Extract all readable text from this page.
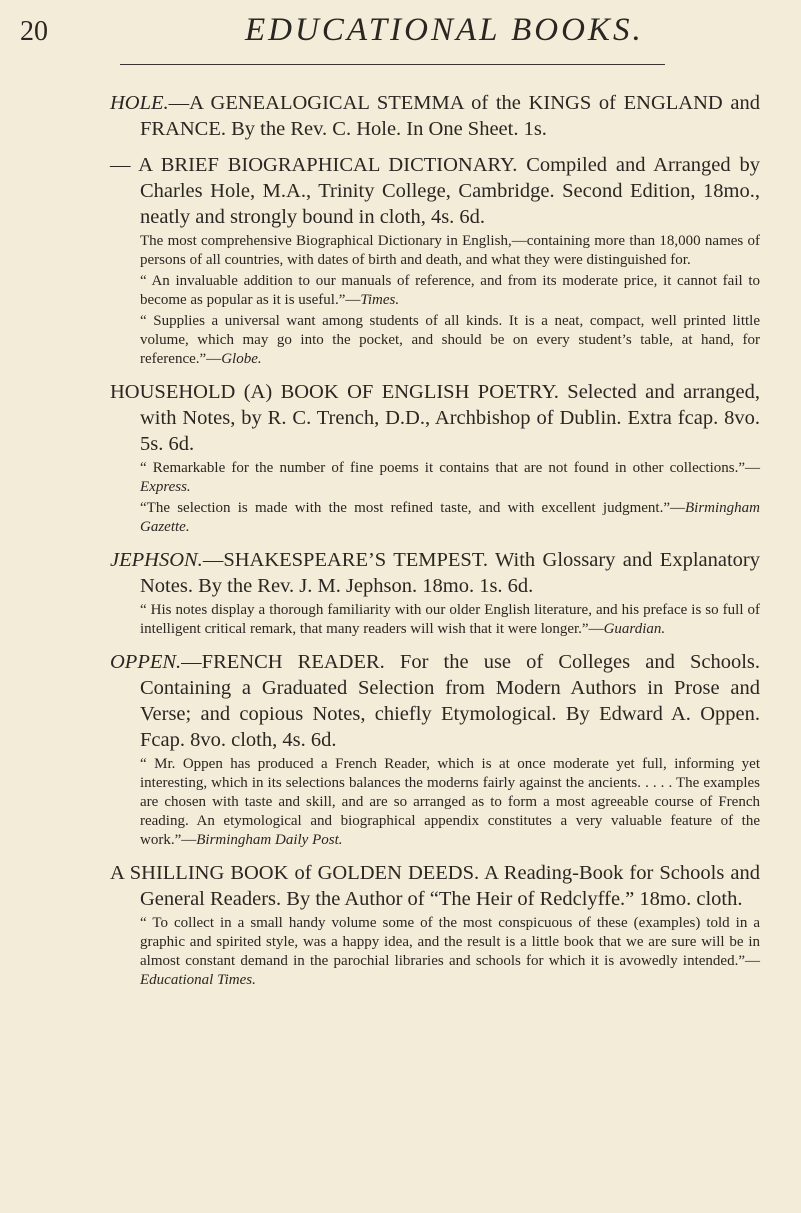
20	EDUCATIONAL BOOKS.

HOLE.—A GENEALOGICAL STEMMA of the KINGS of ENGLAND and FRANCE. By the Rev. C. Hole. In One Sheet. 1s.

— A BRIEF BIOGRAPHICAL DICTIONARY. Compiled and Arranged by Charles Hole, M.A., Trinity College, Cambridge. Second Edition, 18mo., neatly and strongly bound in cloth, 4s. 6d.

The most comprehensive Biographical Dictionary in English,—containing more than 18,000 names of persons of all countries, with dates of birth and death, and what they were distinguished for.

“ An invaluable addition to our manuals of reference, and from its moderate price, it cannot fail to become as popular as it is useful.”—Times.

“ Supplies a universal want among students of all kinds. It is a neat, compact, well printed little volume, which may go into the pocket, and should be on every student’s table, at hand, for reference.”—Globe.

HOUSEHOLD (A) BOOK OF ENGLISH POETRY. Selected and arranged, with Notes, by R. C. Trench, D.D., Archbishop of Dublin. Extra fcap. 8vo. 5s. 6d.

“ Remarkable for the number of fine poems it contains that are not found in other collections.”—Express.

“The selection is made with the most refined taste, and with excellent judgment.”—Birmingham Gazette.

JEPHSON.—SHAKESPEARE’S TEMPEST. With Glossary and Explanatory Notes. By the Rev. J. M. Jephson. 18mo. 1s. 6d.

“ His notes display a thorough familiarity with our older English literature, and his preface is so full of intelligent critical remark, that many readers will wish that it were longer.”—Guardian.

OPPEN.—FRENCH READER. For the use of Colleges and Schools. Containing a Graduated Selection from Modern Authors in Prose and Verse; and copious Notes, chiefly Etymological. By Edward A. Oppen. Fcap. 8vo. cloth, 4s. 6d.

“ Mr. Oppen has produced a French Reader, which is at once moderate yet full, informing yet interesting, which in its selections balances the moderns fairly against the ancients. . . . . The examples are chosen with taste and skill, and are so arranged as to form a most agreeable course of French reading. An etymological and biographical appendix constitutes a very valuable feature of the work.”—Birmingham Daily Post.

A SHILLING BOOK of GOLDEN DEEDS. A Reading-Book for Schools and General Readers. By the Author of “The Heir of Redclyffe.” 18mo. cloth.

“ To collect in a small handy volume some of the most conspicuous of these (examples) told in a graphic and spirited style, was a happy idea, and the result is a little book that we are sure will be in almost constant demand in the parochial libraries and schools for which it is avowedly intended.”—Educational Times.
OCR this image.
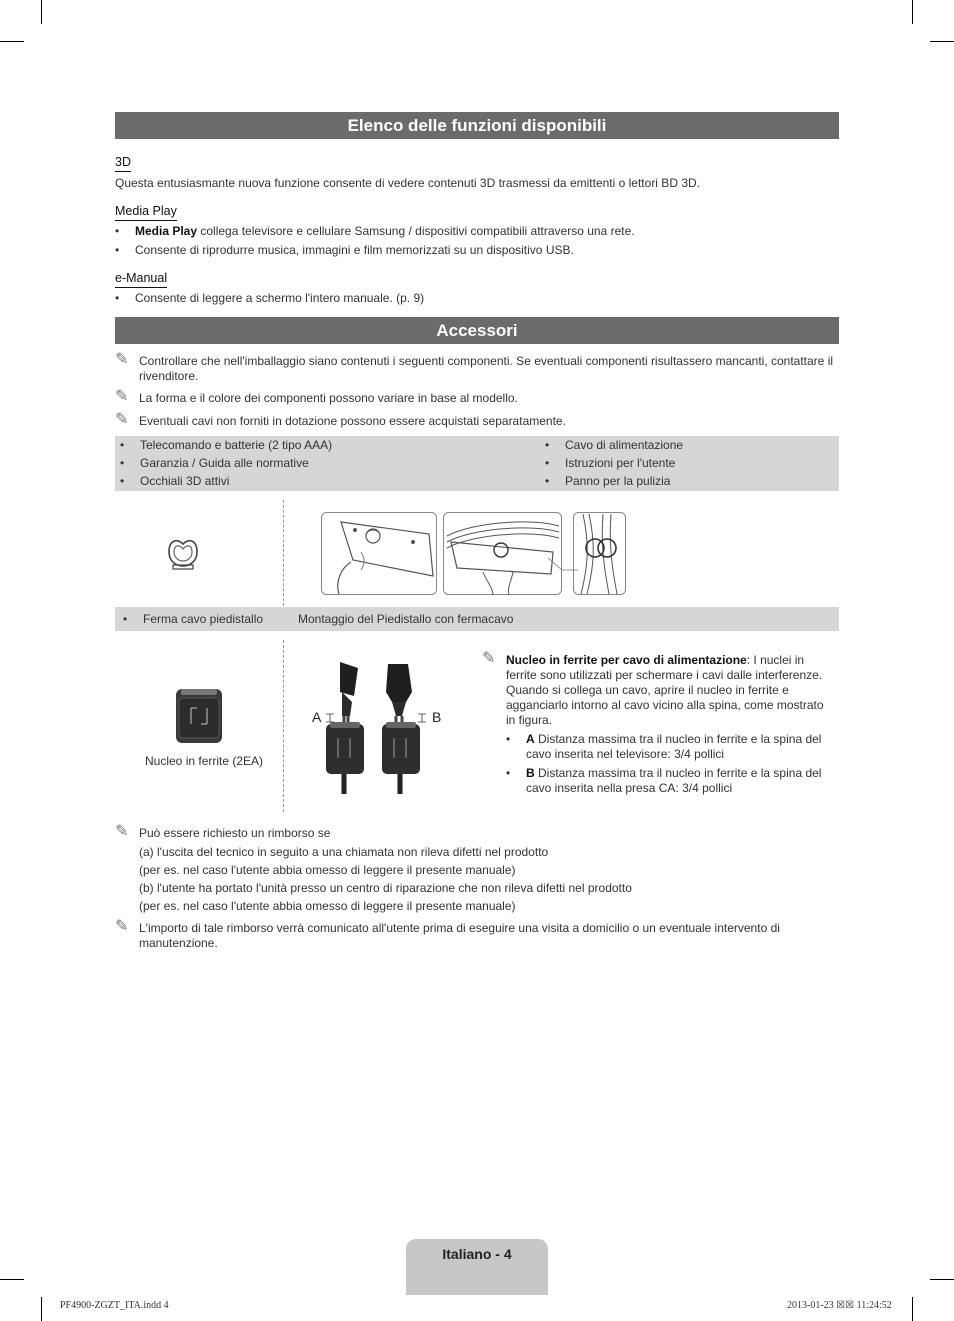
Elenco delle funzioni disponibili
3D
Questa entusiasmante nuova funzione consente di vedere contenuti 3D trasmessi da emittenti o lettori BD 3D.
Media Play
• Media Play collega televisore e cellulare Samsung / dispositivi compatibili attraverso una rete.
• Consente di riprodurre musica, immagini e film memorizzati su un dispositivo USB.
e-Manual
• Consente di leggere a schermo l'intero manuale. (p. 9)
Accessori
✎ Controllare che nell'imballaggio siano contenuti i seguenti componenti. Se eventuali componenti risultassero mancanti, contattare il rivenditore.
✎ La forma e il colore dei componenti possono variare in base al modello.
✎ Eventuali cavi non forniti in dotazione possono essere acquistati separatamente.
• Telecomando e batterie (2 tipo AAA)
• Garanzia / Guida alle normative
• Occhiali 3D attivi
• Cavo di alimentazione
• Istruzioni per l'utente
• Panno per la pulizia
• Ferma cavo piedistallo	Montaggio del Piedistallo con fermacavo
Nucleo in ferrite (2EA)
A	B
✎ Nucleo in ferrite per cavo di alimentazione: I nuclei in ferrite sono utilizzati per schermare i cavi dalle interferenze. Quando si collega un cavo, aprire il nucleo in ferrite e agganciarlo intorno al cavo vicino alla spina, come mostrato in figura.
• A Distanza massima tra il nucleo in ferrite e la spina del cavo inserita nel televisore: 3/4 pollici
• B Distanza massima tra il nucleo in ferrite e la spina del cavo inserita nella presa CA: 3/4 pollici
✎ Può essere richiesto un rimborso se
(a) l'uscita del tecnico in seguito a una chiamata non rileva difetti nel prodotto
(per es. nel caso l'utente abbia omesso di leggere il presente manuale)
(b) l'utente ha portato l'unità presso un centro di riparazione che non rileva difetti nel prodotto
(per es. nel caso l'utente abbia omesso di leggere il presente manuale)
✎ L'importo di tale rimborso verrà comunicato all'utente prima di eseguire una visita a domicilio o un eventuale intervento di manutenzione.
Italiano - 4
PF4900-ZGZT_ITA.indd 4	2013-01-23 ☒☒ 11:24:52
--
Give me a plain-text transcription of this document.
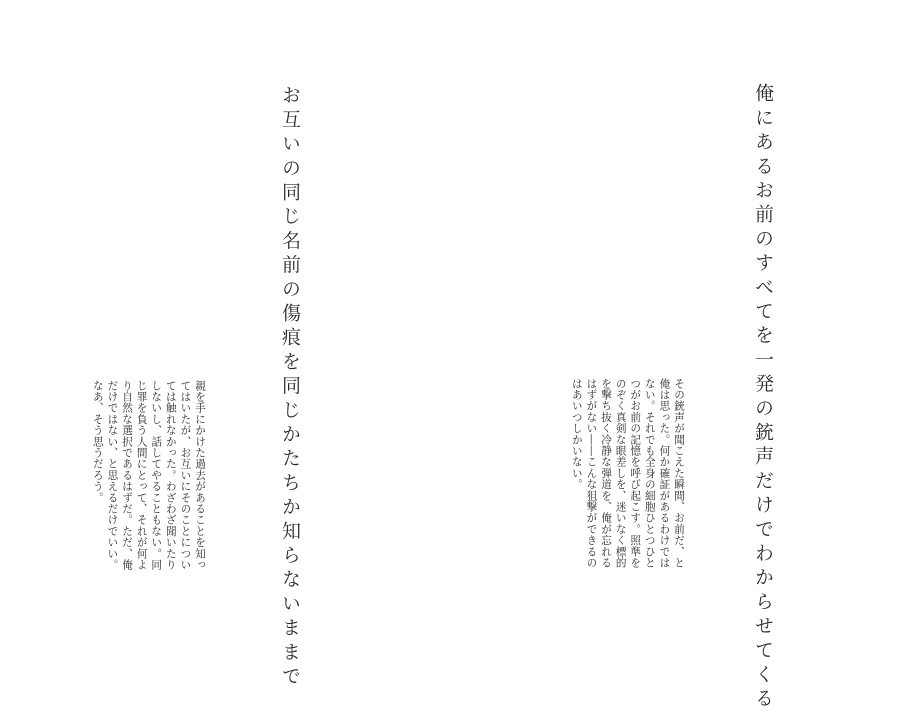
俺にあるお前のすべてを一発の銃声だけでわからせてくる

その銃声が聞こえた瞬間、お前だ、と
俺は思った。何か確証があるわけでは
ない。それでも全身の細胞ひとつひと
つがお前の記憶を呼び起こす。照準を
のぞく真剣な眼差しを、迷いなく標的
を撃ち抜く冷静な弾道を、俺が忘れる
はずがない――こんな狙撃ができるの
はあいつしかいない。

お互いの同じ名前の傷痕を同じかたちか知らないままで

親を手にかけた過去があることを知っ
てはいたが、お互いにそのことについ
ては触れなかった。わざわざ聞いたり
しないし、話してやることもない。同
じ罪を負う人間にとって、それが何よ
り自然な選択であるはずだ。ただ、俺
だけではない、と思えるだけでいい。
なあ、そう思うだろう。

**What needs to be done:**
Search the data for "utente". Copy every line that has it.

**Response:**
• Istruzioni per l'utente
(per es. nel caso l'utente abbia omesso di leggere il presente manuale)
(b) l'utente ha portato l'unità presso un centro di riparazione che non rileva difetti nel prodotto
(per es. nel caso l'utente abbia omesso di leggere il presente manuale)
✎ L'importo di tale rimborso verrà comunicato all'utente prima di eseguire una visita a domicilio o un eventuale intervento di manutenzione.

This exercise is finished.